▶ _Required task_: Quote the whole listing verbatim.

▶ _Raw data_:

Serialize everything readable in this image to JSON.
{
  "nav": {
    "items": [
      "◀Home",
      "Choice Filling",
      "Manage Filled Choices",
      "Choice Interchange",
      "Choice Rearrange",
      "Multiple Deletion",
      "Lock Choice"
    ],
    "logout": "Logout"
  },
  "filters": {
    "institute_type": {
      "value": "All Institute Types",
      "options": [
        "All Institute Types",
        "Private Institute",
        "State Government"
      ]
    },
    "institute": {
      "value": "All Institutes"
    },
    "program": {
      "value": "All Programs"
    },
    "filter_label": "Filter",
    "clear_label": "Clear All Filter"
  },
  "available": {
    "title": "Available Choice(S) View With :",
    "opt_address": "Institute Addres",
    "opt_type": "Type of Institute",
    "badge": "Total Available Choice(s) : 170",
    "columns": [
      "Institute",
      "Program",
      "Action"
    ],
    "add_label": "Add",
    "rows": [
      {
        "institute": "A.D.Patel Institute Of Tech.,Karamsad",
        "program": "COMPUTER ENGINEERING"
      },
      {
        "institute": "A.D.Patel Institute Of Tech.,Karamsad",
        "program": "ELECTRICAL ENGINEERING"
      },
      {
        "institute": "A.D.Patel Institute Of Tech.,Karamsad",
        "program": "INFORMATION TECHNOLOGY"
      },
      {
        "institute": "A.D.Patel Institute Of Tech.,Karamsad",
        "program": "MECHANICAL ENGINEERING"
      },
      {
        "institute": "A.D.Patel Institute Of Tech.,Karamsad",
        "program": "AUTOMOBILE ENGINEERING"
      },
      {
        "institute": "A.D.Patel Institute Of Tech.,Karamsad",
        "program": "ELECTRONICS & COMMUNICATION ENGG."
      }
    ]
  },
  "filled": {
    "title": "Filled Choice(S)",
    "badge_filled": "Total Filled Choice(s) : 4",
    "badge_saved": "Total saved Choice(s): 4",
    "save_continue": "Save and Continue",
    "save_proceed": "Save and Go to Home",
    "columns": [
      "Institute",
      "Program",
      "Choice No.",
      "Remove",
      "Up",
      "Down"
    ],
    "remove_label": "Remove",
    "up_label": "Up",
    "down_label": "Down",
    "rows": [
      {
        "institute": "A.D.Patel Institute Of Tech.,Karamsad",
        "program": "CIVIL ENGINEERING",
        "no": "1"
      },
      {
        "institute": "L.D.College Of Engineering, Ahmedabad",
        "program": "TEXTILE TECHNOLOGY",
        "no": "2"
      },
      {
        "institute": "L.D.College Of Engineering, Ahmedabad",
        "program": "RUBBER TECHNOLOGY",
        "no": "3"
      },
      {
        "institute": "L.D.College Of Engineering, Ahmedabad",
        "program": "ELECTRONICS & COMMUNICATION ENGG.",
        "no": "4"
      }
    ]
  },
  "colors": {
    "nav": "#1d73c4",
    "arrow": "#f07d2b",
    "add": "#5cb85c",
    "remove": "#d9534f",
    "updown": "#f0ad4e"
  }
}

▶ _Response_:
Serialize everything readable in this image to JSON.
{
  "nav": {
    "items": [
      "◀Home",
      "Choice Filling",
      "Manage Filled Choices",
      "Choice Interchange",
      "Choice Rearrange",
      "Multiple Deletion",
      "Lock Choice"
    ],
    "logout": "Logout"
  },
  "filters": {
    "institute_type": {
      "value": "All Institute Types",
      "options": [
        "All Institute Types",
        "Private Institute",
        "State Government"
      ]
    },
    "institute": {
      "value": "All Institutes"
    },
    "program": {
      "value": "All Programs"
    },
    "filter_label": "Filter",
    "clear_label": "Clear All Filter"
  },
  "available": {
    "title": "Available Choice(S) View With :",
    "opt_address": "Institute Addres",
    "opt_type": "Type of Institute",
    "badge": "Total Available Choice(s) : 170",
    "columns": [
      "Institute",
      "Program",
      "Action"
    ],
    "add_label": "Add",
    "rows": [
      {
        "institute": "A.D.Patel Institute Of Tech.,Karamsad",
        "program": "COMPUTER ENGINEERING"
      },
      {
        "institute": "A.D.Patel Institute Of Tech.,Karamsad",
        "program": "ELECTRICAL ENGINEERING"
      },
      {
        "institute": "A.D.Patel Institute Of Tech.,Karamsad",
        "program": "INFORMATION TECHNOLOGY"
      },
      {
        "institute": "A.D.Patel Institute Of Tech.,Karamsad",
        "program": "MECHANICAL ENGINEERING"
      },
      {
        "institute": "A.D.Patel Institute Of Tech.,Karamsad",
        "program": "AUTOMOBILE ENGINEERING"
      },
      {
        "institute": "A.D.Patel Institute Of Tech.,Karamsad",
        "program": "ELECTRONICS & COMMUNICATION ENGG."
      }
    ]
  },
  "filled": {
    "title": "Filled Choice(S)",
    "badge_filled": "Total Filled Choice(s) : 4",
    "badge_saved": "Total saved Choice(s): 4",
    "save_continue": "Save and Continue",
    "save_proceed": "Save and Go to Home",
    "columns": [
      "Institute",
      "Program",
      "Choice No.",
      "Remove",
      "Up",
      "Down"
    ],
    "remove_label": "Remove",
    "up_label": "Up",
    "down_label": "Down",
    "rows": [
      {
        "institute": "A.D.Patel Institute Of Tech.,Karamsad",
        "program": "CIVIL ENGINEERING",
        "no": "1"
      },
      {
        "institute": "L.D.College Of Engineering, Ahmedabad",
        "program": "TEXTILE TECHNOLOGY",
        "no": "2"
      },
      {
        "institute": "L.D.College Of Engineering, Ahmedabad",
        "program": "RUBBER TECHNOLOGY",
        "no": "3"
      },
      {
        "institute": "L.D.College Of Engineering, Ahmedabad",
        "program": "ELECTRONICS & COMMUNICATION ENGG.",
        "no": "4"
      }
    ]
  },
  "colors": {
    "nav": "#1d73c4",
    "arrow": "#f07d2b",
    "add": "#5cb85c",
    "remove": "#d9534f",
    "updown": "#f0ad4e"
  }
}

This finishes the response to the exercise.